▶ **Written problem**
The entries below should be transcribed in their entirety, exactly as written.

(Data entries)
start
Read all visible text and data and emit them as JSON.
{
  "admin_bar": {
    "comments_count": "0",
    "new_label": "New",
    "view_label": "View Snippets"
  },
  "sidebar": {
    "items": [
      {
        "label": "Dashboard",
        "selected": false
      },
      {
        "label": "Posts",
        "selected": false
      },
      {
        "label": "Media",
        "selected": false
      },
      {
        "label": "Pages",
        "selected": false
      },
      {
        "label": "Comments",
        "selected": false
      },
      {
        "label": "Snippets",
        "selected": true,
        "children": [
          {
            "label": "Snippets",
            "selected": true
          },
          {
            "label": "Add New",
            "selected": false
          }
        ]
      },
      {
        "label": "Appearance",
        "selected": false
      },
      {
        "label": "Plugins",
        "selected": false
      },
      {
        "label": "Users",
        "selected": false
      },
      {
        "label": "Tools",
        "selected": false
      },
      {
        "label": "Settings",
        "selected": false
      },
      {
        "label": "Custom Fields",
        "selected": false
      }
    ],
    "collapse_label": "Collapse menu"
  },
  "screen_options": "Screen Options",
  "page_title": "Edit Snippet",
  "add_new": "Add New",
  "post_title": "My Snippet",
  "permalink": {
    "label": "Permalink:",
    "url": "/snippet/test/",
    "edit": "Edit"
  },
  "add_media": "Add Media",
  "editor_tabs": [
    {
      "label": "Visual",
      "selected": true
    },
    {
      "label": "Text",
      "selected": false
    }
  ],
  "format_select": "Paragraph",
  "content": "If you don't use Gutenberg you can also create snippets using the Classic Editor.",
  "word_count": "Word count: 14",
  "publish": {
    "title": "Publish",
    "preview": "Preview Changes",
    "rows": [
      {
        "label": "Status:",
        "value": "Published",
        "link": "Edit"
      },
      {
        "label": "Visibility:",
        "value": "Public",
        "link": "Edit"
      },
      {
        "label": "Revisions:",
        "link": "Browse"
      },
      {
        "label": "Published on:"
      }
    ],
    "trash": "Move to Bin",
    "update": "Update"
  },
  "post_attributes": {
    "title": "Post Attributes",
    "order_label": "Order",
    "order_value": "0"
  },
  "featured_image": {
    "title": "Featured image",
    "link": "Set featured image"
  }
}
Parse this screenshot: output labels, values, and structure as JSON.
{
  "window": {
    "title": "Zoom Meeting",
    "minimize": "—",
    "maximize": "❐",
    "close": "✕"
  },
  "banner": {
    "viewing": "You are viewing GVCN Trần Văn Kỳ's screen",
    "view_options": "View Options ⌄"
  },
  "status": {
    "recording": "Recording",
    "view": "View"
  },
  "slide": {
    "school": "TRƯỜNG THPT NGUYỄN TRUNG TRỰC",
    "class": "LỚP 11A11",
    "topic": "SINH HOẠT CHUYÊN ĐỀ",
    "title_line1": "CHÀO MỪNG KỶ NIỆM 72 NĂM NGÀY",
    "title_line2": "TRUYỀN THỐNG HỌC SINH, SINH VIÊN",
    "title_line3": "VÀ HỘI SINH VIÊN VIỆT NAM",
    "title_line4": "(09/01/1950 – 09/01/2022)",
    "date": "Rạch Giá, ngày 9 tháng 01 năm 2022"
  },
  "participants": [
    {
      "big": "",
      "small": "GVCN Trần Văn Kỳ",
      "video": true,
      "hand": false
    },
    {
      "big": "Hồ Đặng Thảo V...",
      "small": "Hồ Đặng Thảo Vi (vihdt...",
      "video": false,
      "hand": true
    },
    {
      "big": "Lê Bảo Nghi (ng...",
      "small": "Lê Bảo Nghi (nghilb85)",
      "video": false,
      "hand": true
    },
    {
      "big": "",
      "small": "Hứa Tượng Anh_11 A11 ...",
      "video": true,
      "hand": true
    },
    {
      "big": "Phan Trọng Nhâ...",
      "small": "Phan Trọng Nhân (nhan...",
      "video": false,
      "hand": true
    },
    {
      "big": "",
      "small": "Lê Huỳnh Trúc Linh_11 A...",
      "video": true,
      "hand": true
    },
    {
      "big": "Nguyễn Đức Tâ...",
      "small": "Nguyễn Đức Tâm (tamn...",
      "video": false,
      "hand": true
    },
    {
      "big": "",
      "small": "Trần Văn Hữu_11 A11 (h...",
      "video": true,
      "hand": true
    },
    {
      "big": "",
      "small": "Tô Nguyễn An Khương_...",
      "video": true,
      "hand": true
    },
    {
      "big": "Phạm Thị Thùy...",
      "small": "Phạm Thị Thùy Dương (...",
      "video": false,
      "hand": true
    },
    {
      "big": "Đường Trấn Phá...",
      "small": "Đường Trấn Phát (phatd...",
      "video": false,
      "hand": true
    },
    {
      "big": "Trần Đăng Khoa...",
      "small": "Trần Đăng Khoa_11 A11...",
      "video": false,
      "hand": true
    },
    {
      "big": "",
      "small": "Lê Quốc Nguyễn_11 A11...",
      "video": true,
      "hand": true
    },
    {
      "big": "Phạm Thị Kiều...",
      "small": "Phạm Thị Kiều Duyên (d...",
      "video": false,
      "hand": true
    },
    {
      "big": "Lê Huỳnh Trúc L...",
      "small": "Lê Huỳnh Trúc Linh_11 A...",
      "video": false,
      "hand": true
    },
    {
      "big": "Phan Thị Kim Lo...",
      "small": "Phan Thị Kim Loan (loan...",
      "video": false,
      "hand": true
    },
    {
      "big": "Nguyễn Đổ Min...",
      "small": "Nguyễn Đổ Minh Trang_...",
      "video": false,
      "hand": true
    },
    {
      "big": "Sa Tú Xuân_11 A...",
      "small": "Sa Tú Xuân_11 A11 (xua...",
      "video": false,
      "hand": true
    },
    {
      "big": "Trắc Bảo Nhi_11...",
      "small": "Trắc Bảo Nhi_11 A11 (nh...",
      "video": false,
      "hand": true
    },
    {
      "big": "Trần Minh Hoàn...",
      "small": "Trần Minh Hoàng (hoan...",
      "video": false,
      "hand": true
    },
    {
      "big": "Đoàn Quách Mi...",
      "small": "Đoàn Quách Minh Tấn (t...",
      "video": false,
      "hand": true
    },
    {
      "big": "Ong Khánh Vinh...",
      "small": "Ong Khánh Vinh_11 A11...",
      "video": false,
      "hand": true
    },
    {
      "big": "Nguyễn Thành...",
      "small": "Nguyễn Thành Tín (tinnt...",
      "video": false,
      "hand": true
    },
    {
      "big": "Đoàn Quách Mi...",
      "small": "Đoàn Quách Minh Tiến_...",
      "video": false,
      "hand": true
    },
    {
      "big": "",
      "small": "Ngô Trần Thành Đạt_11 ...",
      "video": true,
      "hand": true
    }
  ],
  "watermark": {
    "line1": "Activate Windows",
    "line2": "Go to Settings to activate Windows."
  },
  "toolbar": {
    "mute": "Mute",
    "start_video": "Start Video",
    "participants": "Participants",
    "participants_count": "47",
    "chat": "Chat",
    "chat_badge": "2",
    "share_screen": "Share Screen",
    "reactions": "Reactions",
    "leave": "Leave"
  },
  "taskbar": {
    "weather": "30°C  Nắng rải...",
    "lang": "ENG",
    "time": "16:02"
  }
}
end
▶ **Output of the exercise**
Read all visible text and data and emit them as JSON.
{
  "admin_bar": {
    "comments_count": "0",
    "new_label": "New",
    "view_label": "View Snippets"
  },
  "sidebar": {
    "items": [
      {
        "label": "Dashboard",
        "selected": false
      },
      {
        "label": "Posts",
        "selected": false
      },
      {
        "label": "Media",
        "selected": false
      },
      {
        "label": "Pages",
        "selected": false
      },
      {
        "label": "Comments",
        "selected": false
      },
      {
        "label": "Snippets",
        "selected": true,
        "children": [
          {
            "label": "Snippets",
            "selected": true
          },
          {
            "label": "Add New",
            "selected": false
          }
        ]
      },
      {
        "label": "Appearance",
        "selected": false
      },
      {
        "label": "Plugins",
        "selected": false
      },
      {
        "label": "Users",
        "selected": false
      },
      {
        "label": "Tools",
        "selected": false
      },
      {
        "label": "Settings",
        "selected": false
      },
      {
        "label": "Custom Fields",
        "selected": false
      }
    ],
    "collapse_label": "Collapse menu"
  },
  "screen_options": "Screen Options",
  "page_title": "Edit Snippet",
  "add_new": "Add New",
  "post_title": "My Snippet",
  "permalink": {
    "label": "Permalink:",
    "url": "/snippet/test/",
    "edit": "Edit"
  },
  "add_media": "Add Media",
  "editor_tabs": [
    {
      "label": "Visual",
      "selected": true
    },
    {
      "label": "Text",
      "selected": false
    }
  ],
  "format_select": "Paragraph",
  "content": "If you don't use Gutenberg you can also create snippets using the Classic Editor.",
  "word_count": "Word count: 14",
  "publish": {
    "title": "Publish",
    "preview": "Preview Changes",
    "rows": [
      {
        "label": "Status:",
        "value": "Published",
        "link": "Edit"
      },
      {
        "label": "Visibility:",
        "value": "Public",
        "link": "Edit"
      },
      {
        "label": "Revisions:",
        "link": "Browse"
      },
      {
        "label": "Published on:"
      }
    ],
    "trash": "Move to Bin",
    "update": "Update"
  },
  "post_attributes": {
    "title": "Post Attributes",
    "order_label": "Order",
    "order_value": "0"
  },
  "featured_image": {
    "title": "Featured image",
    "link": "Set featured image"
  }
}
Parse this screenshot: output labels, values, and structure as JSON.
{
  "window": {
    "title": "Zoom Meeting",
    "minimize": "—",
    "maximize": "❐",
    "close": "✕"
  },
  "banner": {
    "viewing": "You are viewing GVCN Trần Văn Kỳ's screen",
    "view_options": "View Options ⌄"
  },
  "status": {
    "recording": "Recording",
    "view": "View"
  },
  "slide": {
    "school": "TRƯỜNG THPT NGUYỄN TRUNG TRỰC",
    "class": "LỚP 11A11",
    "topic": "SINH HOẠT CHUYÊN ĐỀ",
    "title_line1": "CHÀO MỪNG KỶ NIỆM 72 NĂM NGÀY",
    "title_line2": "TRUYỀN THỐNG HỌC SINH, SINH VIÊN",
    "title_line3": "VÀ HỘI SINH VIÊN VIỆT NAM",
    "title_line4": "(09/01/1950 – 09/01/2022)",
    "date": "Rạch Giá, ngày 9 tháng 01 năm 2022"
  },
  "participants": [
    {
      "big": "",
      "small": "GVCN Trần Văn Kỳ",
      "video": true,
      "hand": false
    },
    {
      "big": "Hồ Đặng Thảo V...",
      "small": "Hồ Đặng Thảo Vi (vihdt...",
      "video": false,
      "hand": true
    },
    {
      "big": "Lê Bảo Nghi (ng...",
      "small": "Lê Bảo Nghi (nghilb85)",
      "video": false,
      "hand": true
    },
    {
      "big": "",
      "small": "Hứa Tượng Anh_11 A11 ...",
      "video": true,
      "hand": true
    },
    {
      "big": "Phan Trọng Nhâ...",
      "small": "Phan Trọng Nhân (nhan...",
      "video": false,
      "hand": true
    },
    {
      "big": "",
      "small": "Lê Huỳnh Trúc Linh_11 A...",
      "video": true,
      "hand": true
    },
    {
      "big": "Nguyễn Đức Tâ...",
      "small": "Nguyễn Đức Tâm (tamn...",
      "video": false,
      "hand": true
    },
    {
      "big": "",
      "small": "Trần Văn Hữu_11 A11 (h...",
      "video": true,
      "hand": true
    },
    {
      "big": "",
      "small": "Tô Nguyễn An Khương_...",
      "video": true,
      "hand": true
    },
    {
      "big": "Phạm Thị Thùy...",
      "small": "Phạm Thị Thùy Dương (...",
      "video": false,
      "hand": true
    },
    {
      "big": "Đường Trấn Phá...",
      "small": "Đường Trấn Phát (phatd...",
      "video": false,
      "hand": true
    },
    {
      "big": "Trần Đăng Khoa...",
      "small": "Trần Đăng Khoa_11 A11...",
      "video": false,
      "hand": true
    },
    {
      "big": "",
      "small": "Lê Quốc Nguyễn_11 A11...",
      "video": true,
      "hand": true
    },
    {
      "big": "Phạm Thị Kiều...",
      "small": "Phạm Thị Kiều Duyên (d...",
      "video": false,
      "hand": true
    },
    {
      "big": "Lê Huỳnh Trúc L...",
      "small": "Lê Huỳnh Trúc Linh_11 A...",
      "video": false,
      "hand": true
    },
    {
      "big": "Phan Thị Kim Lo...",
      "small": "Phan Thị Kim Loan (loan...",
      "video": false,
      "hand": true
    },
    {
      "big": "Nguyễn Đổ Min...",
      "small": "Nguyễn Đổ Minh Trang_...",
      "video": false,
      "hand": true
    },
    {
      "big": "Sa Tú Xuân_11 A...",
      "small": "Sa Tú Xuân_11 A11 (xua...",
      "video": false,
      "hand": true
    },
    {
      "big": "Trắc Bảo Nhi_11...",
      "small": "Trắc Bảo Nhi_11 A11 (nh...",
      "video": false,
      "hand": true
    },
    {
      "big": "Trần Minh Hoàn...",
      "small": "Trần Minh Hoàng (hoan...",
      "video": false,
      "hand": true
    },
    {
      "big": "Đoàn Quách Mi...",
      "small": "Đoàn Quách Minh Tấn (t...",
      "video": false,
      "hand": true
    },
    {
      "big": "Ong Khánh Vinh...",
      "small": "Ong Khánh Vinh_11 A11...",
      "video": false,
      "hand": true
    },
    {
      "big": "Nguyễn Thành...",
      "small": "Nguyễn Thành Tín (tinnt...",
      "video": false,
      "hand": true
    },
    {
      "big": "Đoàn Quách Mi...",
      "small": "Đoàn Quách Minh Tiến_...",
      "video": false,
      "hand": true
    },
    {
      "big": "",
      "small": "Ngô Trần Thành Đạt_11 ...",
      "video": true,
      "hand": true
    }
  ],
  "watermark": {
    "line1": "Activate Windows",
    "line2": "Go to Settings to activate Windows."
  },
  "toolbar": {
    "mute": "Mute",
    "start_video": "Start Video",
    "participants": "Participants",
    "participants_count": "47",
    "chat": "Chat",
    "chat_badge": "2",
    "share_screen": "Share Screen",
    "reactions": "Reactions",
    "leave": "Leave"
  },
  "taskbar": {
    "weather": "30°C  Nắng rải...",
    "lang": "ENG",
    "time": "16:02"
  }
}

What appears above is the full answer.